** BEGIN Material for this task **

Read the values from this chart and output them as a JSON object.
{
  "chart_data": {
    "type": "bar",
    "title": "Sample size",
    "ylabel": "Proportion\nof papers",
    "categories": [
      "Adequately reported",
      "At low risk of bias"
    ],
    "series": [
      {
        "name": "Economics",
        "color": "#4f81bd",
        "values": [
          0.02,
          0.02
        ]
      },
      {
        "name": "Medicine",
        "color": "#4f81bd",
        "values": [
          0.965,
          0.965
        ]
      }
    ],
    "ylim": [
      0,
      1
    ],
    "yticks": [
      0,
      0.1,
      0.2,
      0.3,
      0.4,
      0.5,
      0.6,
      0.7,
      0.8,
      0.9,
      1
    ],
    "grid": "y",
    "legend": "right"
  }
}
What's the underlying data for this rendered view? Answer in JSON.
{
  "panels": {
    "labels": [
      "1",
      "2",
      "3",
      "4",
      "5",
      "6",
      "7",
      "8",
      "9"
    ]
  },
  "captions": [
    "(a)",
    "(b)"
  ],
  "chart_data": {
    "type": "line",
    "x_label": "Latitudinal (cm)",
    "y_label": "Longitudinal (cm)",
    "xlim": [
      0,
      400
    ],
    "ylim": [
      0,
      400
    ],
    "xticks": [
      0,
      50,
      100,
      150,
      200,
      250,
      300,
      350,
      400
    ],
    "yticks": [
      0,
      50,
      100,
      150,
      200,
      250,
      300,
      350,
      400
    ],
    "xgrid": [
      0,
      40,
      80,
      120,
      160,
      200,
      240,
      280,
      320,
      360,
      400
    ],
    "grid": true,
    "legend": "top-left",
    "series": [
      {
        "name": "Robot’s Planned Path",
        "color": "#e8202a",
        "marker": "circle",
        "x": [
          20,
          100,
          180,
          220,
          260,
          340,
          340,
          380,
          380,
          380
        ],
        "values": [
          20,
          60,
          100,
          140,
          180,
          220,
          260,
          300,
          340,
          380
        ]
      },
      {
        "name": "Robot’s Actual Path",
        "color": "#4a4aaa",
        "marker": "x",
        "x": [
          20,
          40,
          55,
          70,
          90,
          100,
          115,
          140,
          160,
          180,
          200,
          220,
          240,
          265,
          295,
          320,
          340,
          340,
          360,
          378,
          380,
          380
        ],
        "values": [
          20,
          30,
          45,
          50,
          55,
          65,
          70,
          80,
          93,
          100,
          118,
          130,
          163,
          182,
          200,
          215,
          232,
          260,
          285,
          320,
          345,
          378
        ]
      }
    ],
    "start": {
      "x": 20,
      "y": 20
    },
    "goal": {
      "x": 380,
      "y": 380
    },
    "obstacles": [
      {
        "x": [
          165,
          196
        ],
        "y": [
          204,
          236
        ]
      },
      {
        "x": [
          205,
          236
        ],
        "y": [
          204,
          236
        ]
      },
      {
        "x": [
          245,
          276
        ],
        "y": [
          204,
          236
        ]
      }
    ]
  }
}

** END Material for this task **

Produce an exact copy of every entry above.

Read the values from this chart and output them as a JSON object.
{
  "chart_data": {
    "type": "bar",
    "title": "Sample size",
    "ylabel": "Proportion\nof papers",
    "categories": [
      "Adequately reported",
      "At low risk of bias"
    ],
    "series": [
      {
        "name": "Economics",
        "color": "#4f81bd",
        "values": [
          0.02,
          0.02
        ]
      },
      {
        "name": "Medicine",
        "color": "#4f81bd",
        "values": [
          0.965,
          0.965
        ]
      }
    ],
    "ylim": [
      0,
      1
    ],
    "yticks": [
      0,
      0.1,
      0.2,
      0.3,
      0.4,
      0.5,
      0.6,
      0.7,
      0.8,
      0.9,
      1
    ],
    "grid": "y",
    "legend": "right"
  }
}
What's the underlying data for this rendered view? Answer in JSON.
{
  "panels": {
    "labels": [
      "1",
      "2",
      "3",
      "4",
      "5",
      "6",
      "7",
      "8",
      "9"
    ]
  },
  "captions": [
    "(a)",
    "(b)"
  ],
  "chart_data": {
    "type": "line",
    "x_label": "Latitudinal (cm)",
    "y_label": "Longitudinal (cm)",
    "xlim": [
      0,
      400
    ],
    "ylim": [
      0,
      400
    ],
    "xticks": [
      0,
      50,
      100,
      150,
      200,
      250,
      300,
      350,
      400
    ],
    "yticks": [
      0,
      50,
      100,
      150,
      200,
      250,
      300,
      350,
      400
    ],
    "xgrid": [
      0,
      40,
      80,
      120,
      160,
      200,
      240,
      280,
      320,
      360,
      400
    ],
    "grid": true,
    "legend": "top-left",
    "series": [
      {
        "name": "Robot’s Planned Path",
        "color": "#e8202a",
        "marker": "circle",
        "x": [
          20,
          100,
          180,
          220,
          260,
          340,
          340,
          380,
          380,
          380
        ],
        "values": [
          20,
          60,
          100,
          140,
          180,
          220,
          260,
          300,
          340,
          380
        ]
      },
      {
        "name": "Robot’s Actual Path",
        "color": "#4a4aaa",
        "marker": "x",
        "x": [
          20,
          40,
          55,
          70,
          90,
          100,
          115,
          140,
          160,
          180,
          200,
          220,
          240,
          265,
          295,
          320,
          340,
          340,
          360,
          378,
          380,
          380
        ],
        "values": [
          20,
          30,
          45,
          50,
          55,
          65,
          70,
          80,
          93,
          100,
          118,
          130,
          163,
          182,
          200,
          215,
          232,
          260,
          285,
          320,
          345,
          378
        ]
      }
    ],
    "start": {
      "x": 20,
      "y": 20
    },
    "goal": {
      "x": 380,
      "y": 380
    },
    "obstacles": [
      {
        "x": [
          165,
          196
        ],
        "y": [
          204,
          236
        ]
      },
      {
        "x": [
          205,
          236
        ],
        "y": [
          204,
          236
        ]
      },
      {
        "x": [
          245,
          276
        ],
        "y": [
          204,
          236
        ]
      }
    ]
  }
}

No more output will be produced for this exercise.